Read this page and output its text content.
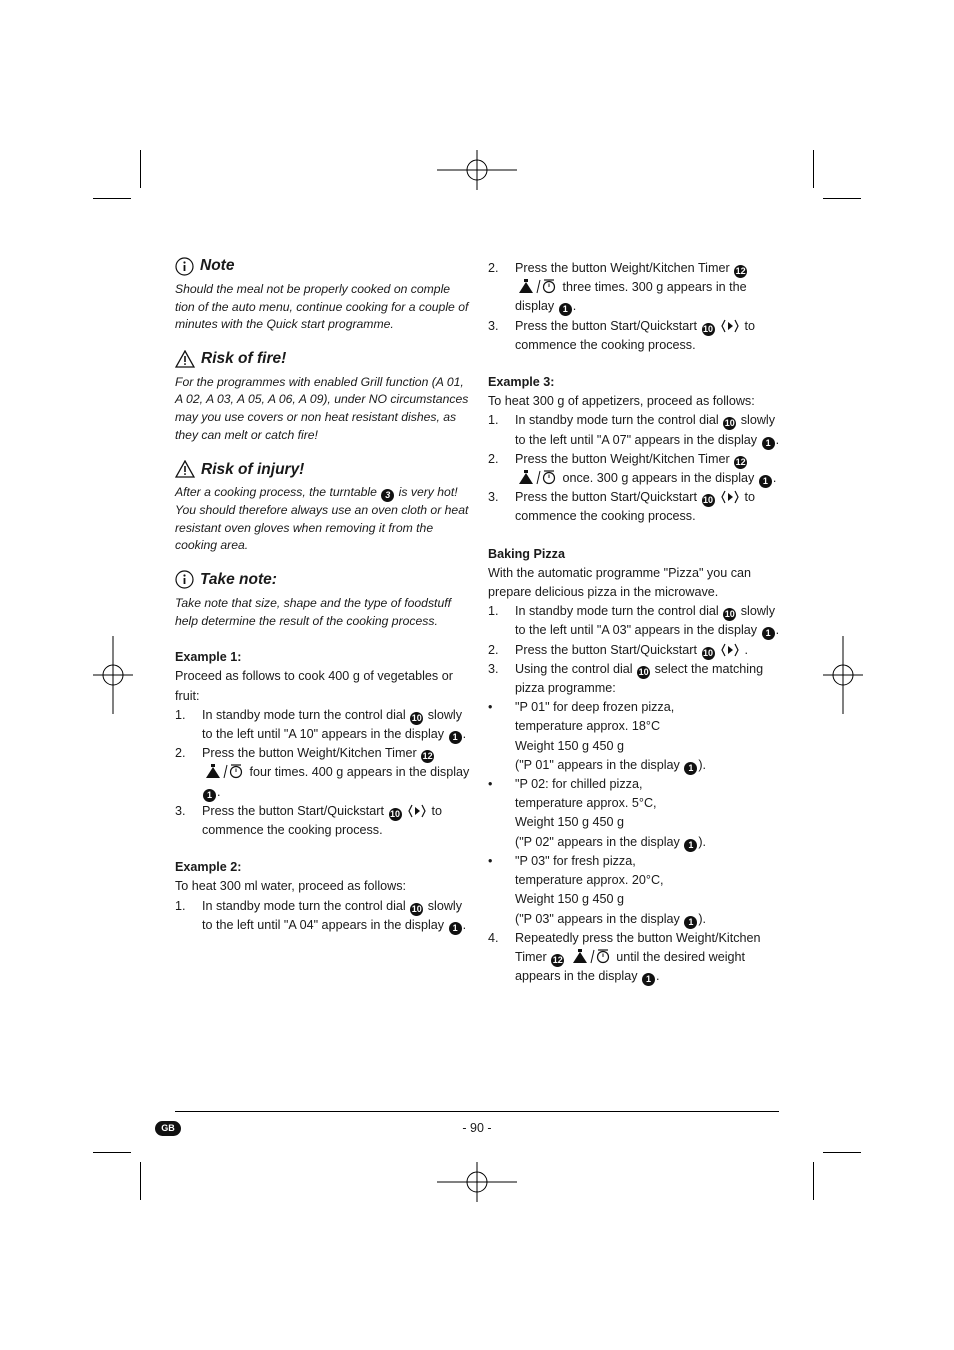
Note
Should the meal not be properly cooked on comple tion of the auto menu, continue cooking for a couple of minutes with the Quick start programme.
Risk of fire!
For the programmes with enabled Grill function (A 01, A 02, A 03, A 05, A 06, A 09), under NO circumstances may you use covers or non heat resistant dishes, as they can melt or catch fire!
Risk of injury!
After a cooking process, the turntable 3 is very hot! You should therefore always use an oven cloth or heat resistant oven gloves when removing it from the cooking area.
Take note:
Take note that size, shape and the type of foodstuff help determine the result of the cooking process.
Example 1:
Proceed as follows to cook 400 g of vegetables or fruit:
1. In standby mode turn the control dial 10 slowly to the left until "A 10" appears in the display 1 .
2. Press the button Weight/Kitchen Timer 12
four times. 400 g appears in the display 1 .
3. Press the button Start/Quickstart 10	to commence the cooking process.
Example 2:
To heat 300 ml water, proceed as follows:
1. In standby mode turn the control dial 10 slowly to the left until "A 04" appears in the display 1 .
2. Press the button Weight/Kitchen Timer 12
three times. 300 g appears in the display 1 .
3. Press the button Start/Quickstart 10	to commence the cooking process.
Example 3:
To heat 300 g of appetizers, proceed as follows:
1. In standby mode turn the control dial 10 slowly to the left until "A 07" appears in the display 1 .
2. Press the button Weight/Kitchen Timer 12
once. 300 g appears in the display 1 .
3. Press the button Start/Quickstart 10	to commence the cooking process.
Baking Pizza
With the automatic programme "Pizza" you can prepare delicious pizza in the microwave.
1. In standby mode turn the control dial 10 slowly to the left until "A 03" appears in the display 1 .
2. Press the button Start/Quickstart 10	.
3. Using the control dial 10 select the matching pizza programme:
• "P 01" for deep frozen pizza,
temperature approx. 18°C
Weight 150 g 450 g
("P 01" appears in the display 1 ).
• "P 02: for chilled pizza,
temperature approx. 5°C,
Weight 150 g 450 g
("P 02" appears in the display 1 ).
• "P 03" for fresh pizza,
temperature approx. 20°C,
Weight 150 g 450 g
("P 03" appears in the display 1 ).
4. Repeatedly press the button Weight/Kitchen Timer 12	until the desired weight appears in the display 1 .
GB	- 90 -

__JOB__: Working from the lines above, reproduce the material exactly and exclude its pictures.

__CORRECT RESULT__:
Read this page and output its text content.
Note
Should the meal not be properly cooked on comple tion of the auto menu, continue cooking for a couple of minutes with the Quick start programme.
Risk of fire!
For the programmes with enabled Grill function (A 01, A 02, A 03, A 05, A 06, A 09), under NO circumstances may you use covers or non heat resistant dishes, as they can melt or catch fire!
Risk of injury!
After a cooking process, the turntable 3 is very hot! You should therefore always use an oven cloth or heat resistant oven gloves when removing it from the cooking area.
Take note:
Take note that size, shape and the type of foodstuff help determine the result of the cooking process.
Example 1:
Proceed as follows to cook 400 g of vegetables or fruit:
1. In standby mode turn the control dial 10 slowly to the left until "A 10" appears in the display 1 .
2. Press the button Weight/Kitchen Timer 12
four times. 400 g appears in the display 1 .
3. Press the button Start/Quickstart 10	to commence the cooking process.
Example 2:
To heat 300 ml water, proceed as follows:
1. In standby mode turn the control dial 10 slowly to the left until "A 04" appears in the display 1 .
2. Press the button Weight/Kitchen Timer 12
three times. 300 g appears in the display 1 .
3. Press the button Start/Quickstart 10	to commence the cooking process.
Example 3:
To heat 300 g of appetizers, proceed as follows:
1. In standby mode turn the control dial 10 slowly to the left until "A 07" appears in the display 1 .
2. Press the button Weight/Kitchen Timer 12
once. 300 g appears in the display 1 .
3. Press the button Start/Quickstart 10	to commence the cooking process.
Baking Pizza
With the automatic programme "Pizza" you can prepare delicious pizza in the microwave.
1. In standby mode turn the control dial 10 slowly to the left until "A 03" appears in the display 1 .
2. Press the button Start/Quickstart 10	.
3. Using the control dial 10 select the matching pizza programme:
• "P 01" for deep frozen pizza,
temperature approx. 18°C
Weight 150 g 450 g
("P 01" appears in the display 1 ).
• "P 02: for chilled pizza,
temperature approx. 5°C,
Weight 150 g 450 g
("P 02" appears in the display 1 ).
• "P 03" for fresh pizza,
temperature approx. 20°C,
Weight 150 g 450 g
("P 03" appears in the display 1 ).
4. Repeatedly press the button Weight/Kitchen Timer 12	until the desired weight appears in the display 1 .
GB	- 90 -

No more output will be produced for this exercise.